Problem description
Where a line contains the word "ours", copy that line in full.

Records to use
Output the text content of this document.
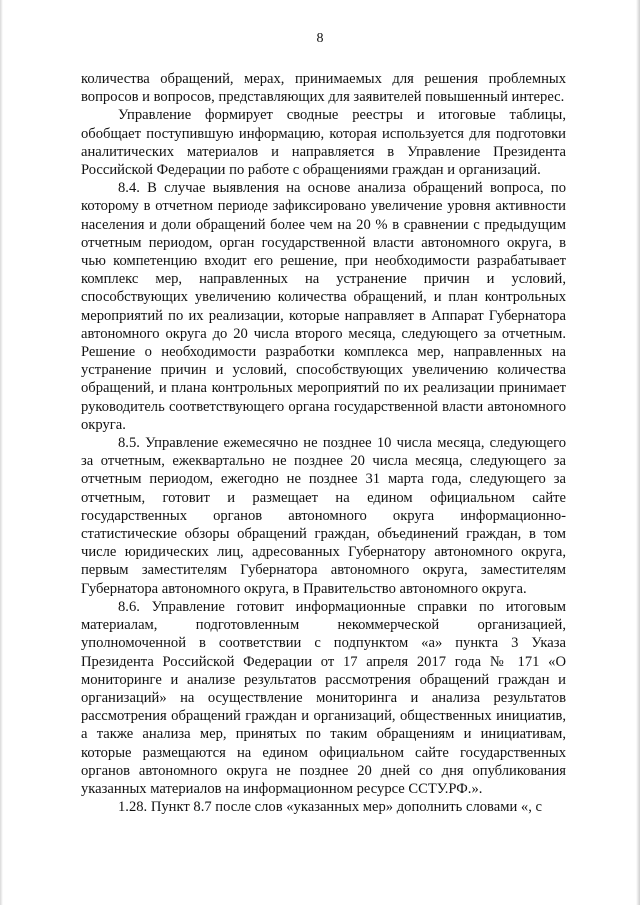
8

количества обращений, мерах, принимаемых для решения проблемных вопросов и вопросов, представляющих для заявителей повышенный интерес.

Управление формирует сводные реестры и итоговые таблицы, обобщает поступившую информацию, которая используется для подготовки аналитических материалов и направляется в Управление Президента Российской Федерации по работе с обращениями граждан и организаций.

8.4. В случае выявления на основе анализа обращений вопроса, по которому в отчетном периоде зафиксировано увеличение уровня активности населения и доли обращений более чем на 20 % в сравнении с предыдущим отчетным периодом, орган государственной власти автономного округа, в чью компетенцию входит его решение, при необходимости разрабатывает комплекс мер, направленных на устранение причин и условий, способствующих увеличению количества обращений, и план контрольных мероприятий по их реализации, которые направляет в Аппарат Губернатора автономного округа до 20 числа второго месяца, следующего за отчетным. Решение о необходимости разработки комплекса мер, направленных на устранение причин и условий, способствующих увеличению количества обращений, и плана контрольных мероприятий по их реализации принимает руководитель соответствующего органа государственной власти автономного округа.

8.5. Управление ежемесячно не позднее 10 числа месяца, следующего за отчетным, ежеквартально не позднее 20 числа месяца, следующего за отчетным периодом, ежегодно не позднее 31 марта года, следующего за отчетным, готовит и размещает на едином официальном сайте государственных органов автономного округа информационно-статистические обзоры обращений граждан, объединений граждан, в том числе юридических лиц, адресованных Губернатору автономного округа, первым заместителям Губернатора автономного округа, заместителям Губернатора автономного округа, в Правительство автономного округа.

8.6. Управление готовит информационные справки по итоговым материалам, подготовленным некоммерческой организацией, уполномоченной в соответствии с подпунктом «а» пункта 3 Указа Президента Российской Федерации от 17 апреля 2017 года № 171 «О мониторинге и анализе результатов рассмотрения обращений граждан и организаций» на осуществление мониторинга и анализа результатов рассмотрения обращений граждан и организаций, общественных инициатив, а также анализа мер, принятых по таким обращениям и инициативам, которые размещаются на едином официальном сайте государственных органов автономного округа не позднее 20 дней со дня опубликования указанных материалов на информационном ресурсе ССТУ.РФ.».

1.28. Пункт 8.7 после слов «указанных мер» дополнить словами «, с
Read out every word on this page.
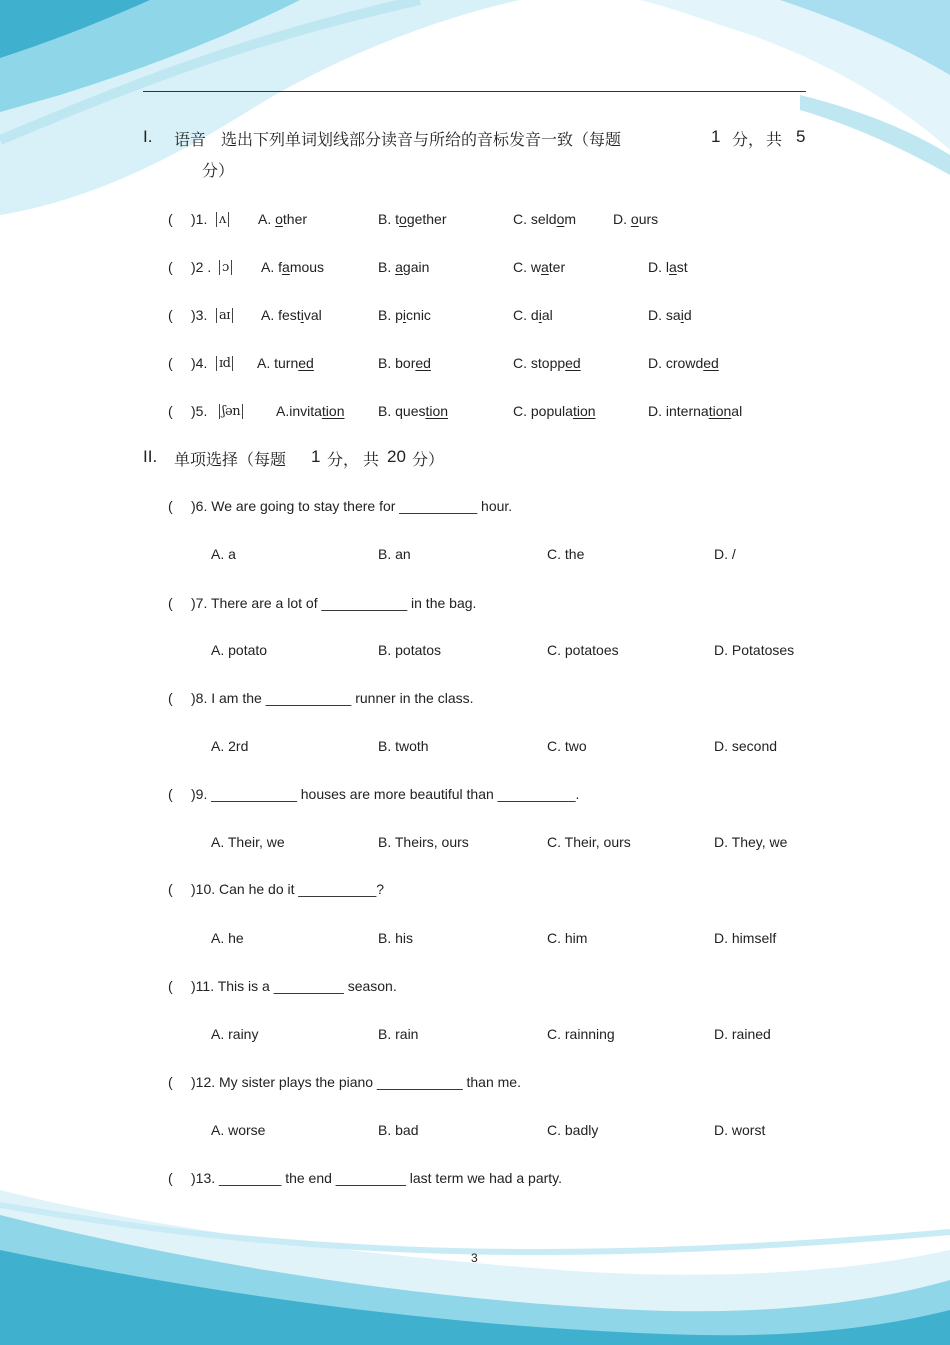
I. 语音 选出下列单词划线部分读音与所给的音标发音一致（每题	1 分， 共 5
分）
( )1. ʌ A. other	B. together	C. seldom	D. ours
( )2 . ɔ A. famous	B. again	C. water	D. last
( )3. aɪ A. festival	B. picnic	C. dial	D. said
( )4. ɪd A. turned	B. bored	C. stopped	D. crowded
( )5. ʃən	A.invitation B. question	C. population	D. international
II. 单项选择（每题 1 分， 共 20 分）
( )6. We are going to stay there for __________ hour.
A. a	B. an	C. the	D. /
( )7. There are a lot of ___________ in the bag.
A. potato	B. potatos	C. potatoes	D. Potatoses
( )8. I am the ___________ runner in the class.
A. 2rd	B. twoth	C. two	D. second
( )9. ___________ houses are more beautiful than __________.
A. Their, we	B. Theirs, ours	C. Their, ours	D. They, we
( )10. Can he do it __________?
A. he	B. his	C. him	D. himself
( )11. This is a _________ season.
A. rainy	B. rain	C. rainning	D. rained
( )12. My sister plays the piano ___________ than me.
A. worse	B. bad	C. badly	D. worst
( )13. ________ the end _________ last term we had a party.
3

Full solution
( )1. ʌ A. other	B. together	C. seldom	D. ours
A. Their, we	B. Theirs, ours	C. Their, ours	D. They, we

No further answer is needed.